BRIEF
In the records below, find the line holding "Read out every word on this page."; copy it and every line after it to the end, omitting all images.

RECORDS PROVIDED

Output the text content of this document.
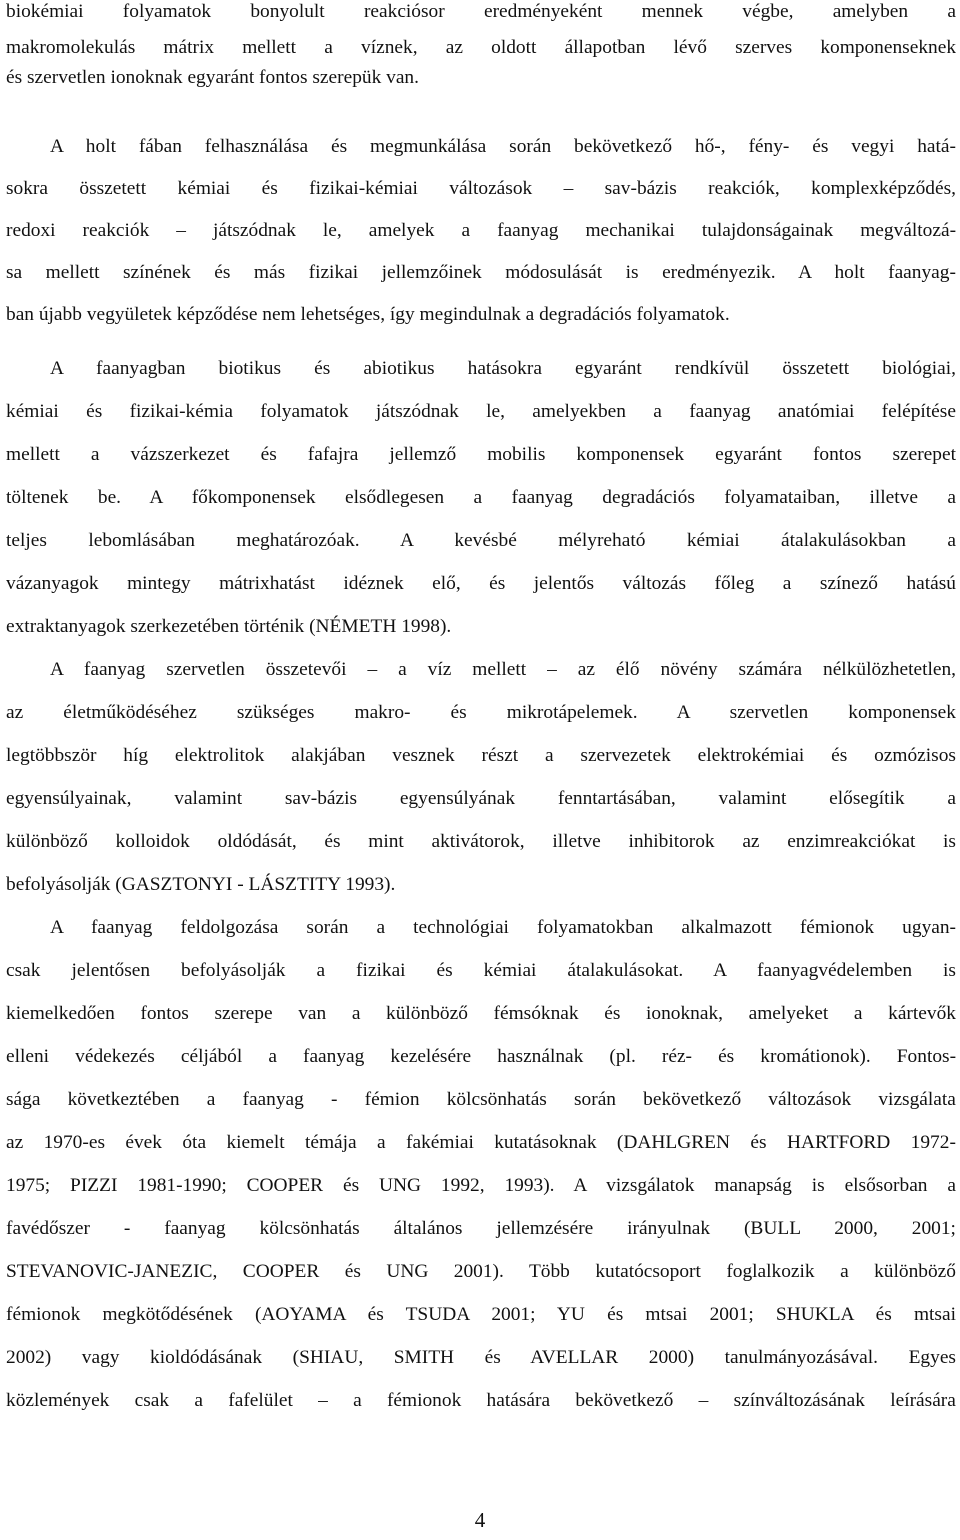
biokémiai folyamatok bonyolult reakciósor eredményeként mennek végbe, amelyben a
makromolekulás mátrix mellett a víznek, az oldott állapotban lévő szerves komponenseknek
és szervetlen ionoknak egyaránt fontos szerepük van.
A holt fában felhasználása és megmunkálása során bekövetkező hő-, fény- és vegyi hatá-
sokra összetett kémiai és fizikai-kémiai változások – sav-bázis reakciók, komplexképződés,
redoxi reakciók – játszódnak le, amelyek a faanyag mechanikai tulajdonságainak megváltozá-
sa mellett színének és más fizikai jellemzőinek módosulását is eredményezik. A holt faanyag-
ban újabb vegyületek képződése nem lehetséges, így megindulnak a degradációs folyamatok.
A faanyagban biotikus és abiotikus hatásokra egyaránt rendkívül összetett biológiai,
kémiai és fizikai-kémia folyamatok játszódnak le, amelyekben a faanyag anatómiai felépítése
mellett a vázszerkezet és fafajra jellemző mobilis komponensek egyaránt fontos szerepet
töltenek be. A főkomponensek elsődlegesen a faanyag degradációs folyamataiban, illetve a
teljes lebomlásában meghatározóak. A kevésbé mélyreható kémiai átalakulásokban a
vázanyagok mintegy mátrixhatást idéznek elő, és jelentős változás főleg a színező hatású
extraktanyagok szerkezetében történik (NÉMETH 1998).
A faanyag szervetlen összetevői – a víz mellett – az élő növény számára nélkülözhetetlen,
az életműködéséhez szükséges makro- és mikrotápelemek. A szervetlen komponensek
legtöbbször híg elektrolitok alakjában vesznek részt a szervezetek elektrokémiai és ozmózisos
egyensúlyainak, valamint sav-bázis egyensúlyának fenntartásában, valamint elősegítik a
különböző kolloidok oldódását, és mint aktivátorok, illetve inhibitorok az enzimreakciókat is
befolyásolják (GASZTONYI - LÁSZTITY 1993).
A faanyag feldolgozása során a technológiai folyamatokban alkalmazott fémionok ugyan-
csak jelentősen befolyásolják a fizikai és kémiai átalakulásokat. A faanyagvédelemben is
kiemelkedően fontos szerepe van a különböző fémsóknak és ionoknak, amelyeket a kártevők
elleni védekezés céljából a faanyag kezelésére használnak (pl. réz- és kromátionok). Fontos-
sága következtében a faanyag - fémion kölcsönhatás során bekövetkező változások vizsgálata
az 1970-es évek óta kiemelt témája a fakémiai kutatásoknak (DAHLGREN és HARTFORD 1972-
1975; PIZZI 1981-1990; COOPER és UNG 1992, 1993). A vizsgálatok manapság is elsősorban a
favédőszer - faanyag kölcsönhatás általános jellemzésére irányulnak (BULL 2000, 2001;
STEVANOVIC-JANEZIC, COOPER és UNG 2001). Több kutatócsoport foglalkozik a különböző
fémionok megkötődésének (AOYAMA és TSUDA 2001; YU és mtsai 2001; SHUKLA és mtsai
2002) vagy kioldódásának (SHIAU, SMITH és AVELLAR 2000) tanulmányozásával. Egyes
közlemények csak a fafelület – a fémionok hatására bekövetkező – színváltozásának leírására
4
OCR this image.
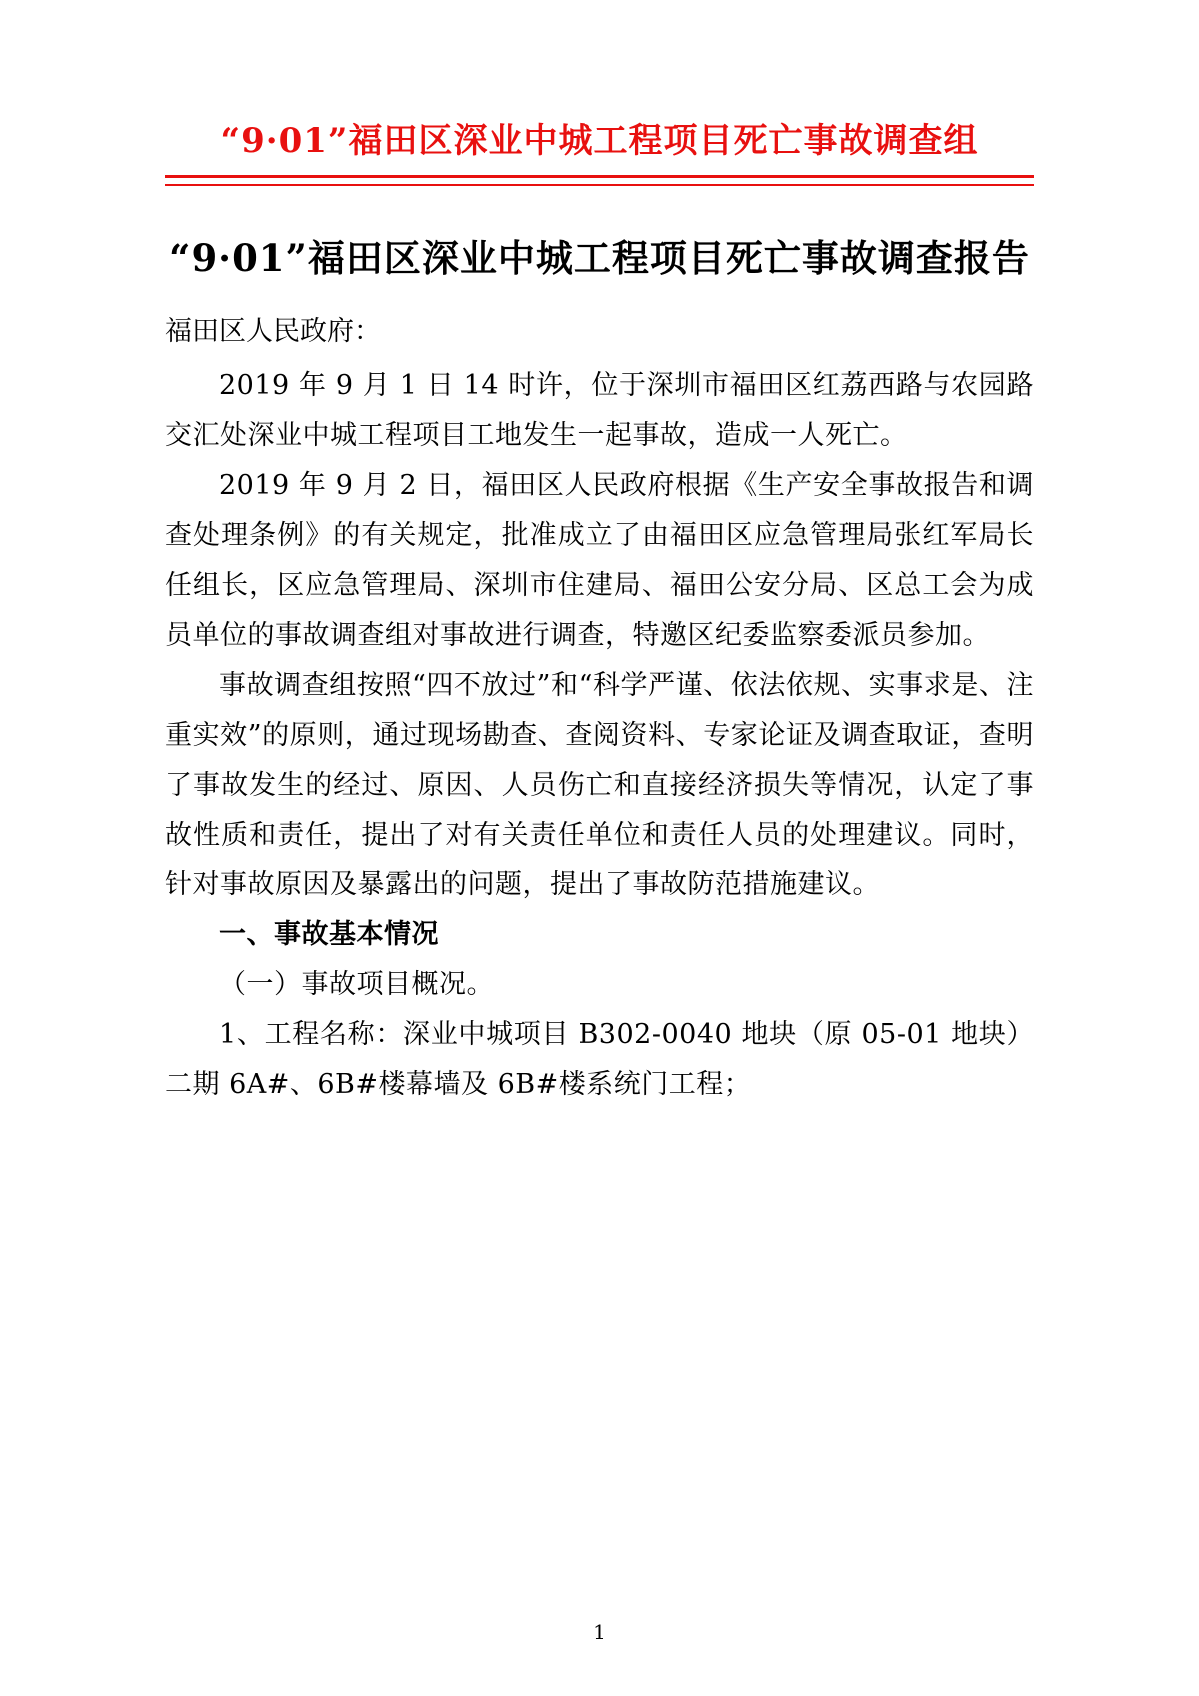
“9·01”福田区深业中城工程项目死亡事故调查组
“9·01”福田区深业中城工程项目死亡事故调查报告
福田区人民政府：

2019 年 9 月 1 日 14 时许，位于深圳市福田区红荔西路与农园路交汇处深业中城工程项目工地发生一起事故，造成一人死亡。

2019 年 9 月 2 日，福田区人民政府根据《生产安全事故报告和调查处理条例》的有关规定，批准成立了由福田区应急管理局张红军局长任组长，区应急管理局、深圳市住建局、福田公安分局、区总工会为成员单位的事故调查组对事故进行调查，特邀区纪委监察委派员参加。

事故调查组按照“四不放过”和“科学严谨、依法依规、实事求是、注重实效”的原则，通过现场勘查、查阅资料、专家论证及调查取证，查明了事故发生的经过、原因、人员伤亡和直接经济损失等情况，认定了事故性质和责任，提出了对有关责任单位和责任人员的处理建议。同时，针对事故原因及暴露出的问题，提出了事故防范措施建议。

一、事故基本情况

（一）事故项目概况。

1、工程名称：深业中城项目 B302-0040 地块（原 05-01 地块）二期 6A#、6B#楼幕墙及 6B#楼系统门工程；

1
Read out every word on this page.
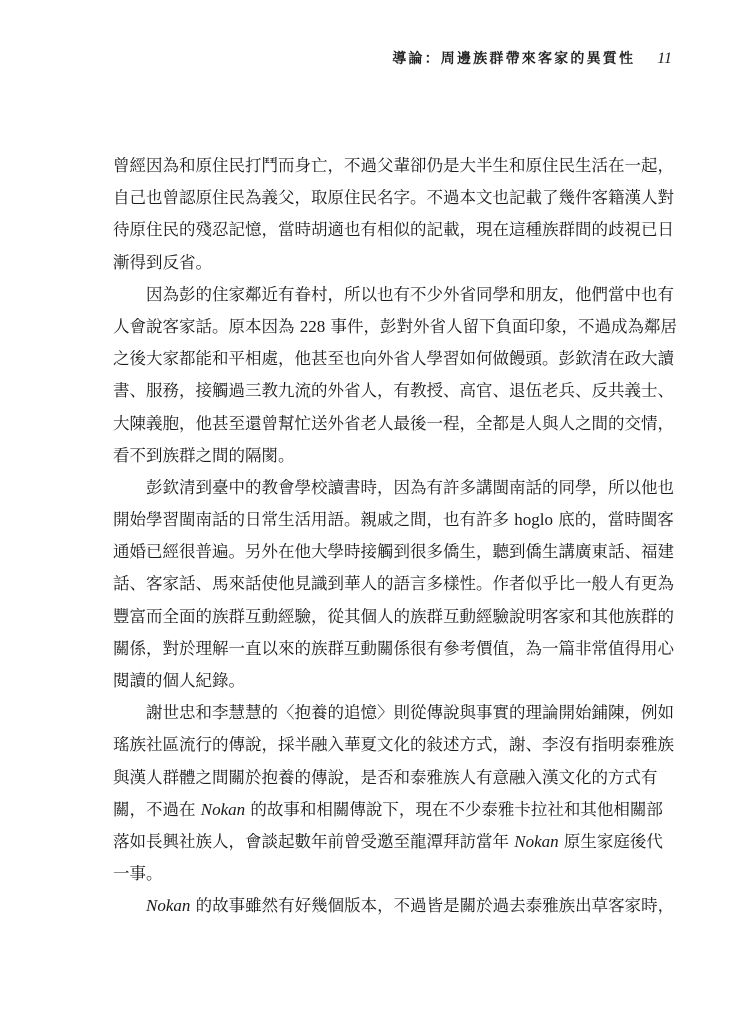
導論：周邊族群帶來客家的異質性 11
曾經因為和原住民打鬥而身亡，不過父輩卻仍是大半生和原住民生活在一起，
自己也曾認原住民為義父，取原住民名字。不過本文也記載了幾件客籍漢人對
待原住民的殘忍記憶，當時胡適也有相似的記載，現在這種族群間的歧視已日
漸得到反省。
因為彭的住家鄰近有眷村，所以也有不少外省同學和朋友，他們當中也有
人會說客家話。原本因為 228 事件，彭對外省人留下負面印象，不過成為鄰居
之後大家都能和平相處，他甚至也向外省人學習如何做饅頭。彭欽清在政大讀
書、服務，接觸過三教九流的外省人，有教授、高官、退伍老兵、反共義士、
大陳義胞，他甚至還曾幫忙送外省老人最後一程，全都是人與人之間的交情，
看不到族群之間的隔閡。
彭欽清到臺中的教會學校讀書時，因為有許多講閩南話的同學，所以他也
開始學習閩南話的日常生活用語。親戚之間，也有許多 hoglo 底的，當時閩客
通婚已經很普遍。另外在他大學時接觸到很多僑生，聽到僑生講廣東話、福建
話、客家話、馬來話使他見識到華人的語言多樣性。作者似乎比一般人有更為
豐富而全面的族群互動經驗，從其個人的族群互動經驗說明客家和其他族群的
關係，對於理解一直以來的族群互動關係很有參考價值，為一篇非常值得用心
閱讀的個人紀錄。
謝世忠和李慧慧的〈抱養的追憶〉則從傳說與事實的理論開始鋪陳，例如
瑤族社區流行的傳說，採半融入華夏文化的敍述方式，謝、李沒有指明泰雅族
與漢人群體之間關於抱養的傳說，是否和泰雅族人有意融入漢文化的方式有
關，不過在 Nokan 的故事和相關傳說下，現在不少泰雅卡拉社和其他相關部
落如長興社族人，會談起數年前曾受邀至龍潭拜訪當年 Nokan 原生家庭後代
一事。
Nokan 的故事雖然有好幾個版本，不過皆是關於過去泰雅族出草客家時，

THE COMPLETED TASK
Read out every word on this page.
導論：周邊族群帶來客家的異質性 11
曾經因為和原住民打鬥而身亡，不過父輩卻仍是大半生和原住民生活在一起，
自己也曾認原住民為義父，取原住民名字。不過本文也記載了幾件客籍漢人對
待原住民的殘忍記憶，當時胡適也有相似的記載，現在這種族群間的歧視已日
漸得到反省。
因為彭的住家鄰近有眷村，所以也有不少外省同學和朋友，他們當中也有
人會說客家話。原本因為 228 事件，彭對外省人留下負面印象，不過成為鄰居
之後大家都能和平相處，他甚至也向外省人學習如何做饅頭。彭欽清在政大讀
書、服務，接觸過三教九流的外省人，有教授、高官、退伍老兵、反共義士、
大陳義胞，他甚至還曾幫忙送外省老人最後一程，全都是人與人之間的交情，
看不到族群之間的隔閡。
彭欽清到臺中的教會學校讀書時，因為有許多講閩南話的同學，所以他也
開始學習閩南話的日常生活用語。親戚之間，也有許多 hoglo 底的，當時閩客
通婚已經很普遍。另外在他大學時接觸到很多僑生，聽到僑生講廣東話、福建
話、客家話、馬來話使他見識到華人的語言多樣性。作者似乎比一般人有更為
豐富而全面的族群互動經驗，從其個人的族群互動經驗說明客家和其他族群的
關係，對於理解一直以來的族群互動關係很有參考價值，為一篇非常值得用心
閱讀的個人紀錄。
謝世忠和李慧慧的〈抱養的追憶〉則從傳說與事實的理論開始鋪陳，例如
瑤族社區流行的傳說，採半融入華夏文化的敍述方式，謝、李沒有指明泰雅族
與漢人群體之間關於抱養的傳說，是否和泰雅族人有意融入漢文化的方式有
關，不過在 Nokan 的故事和相關傳說下，現在不少泰雅卡拉社和其他相關部
落如長興社族人，會談起數年前曾受邀至龍潭拜訪當年 Nokan 原生家庭後代
一事。
Nokan 的故事雖然有好幾個版本，不過皆是關於過去泰雅族出草客家時，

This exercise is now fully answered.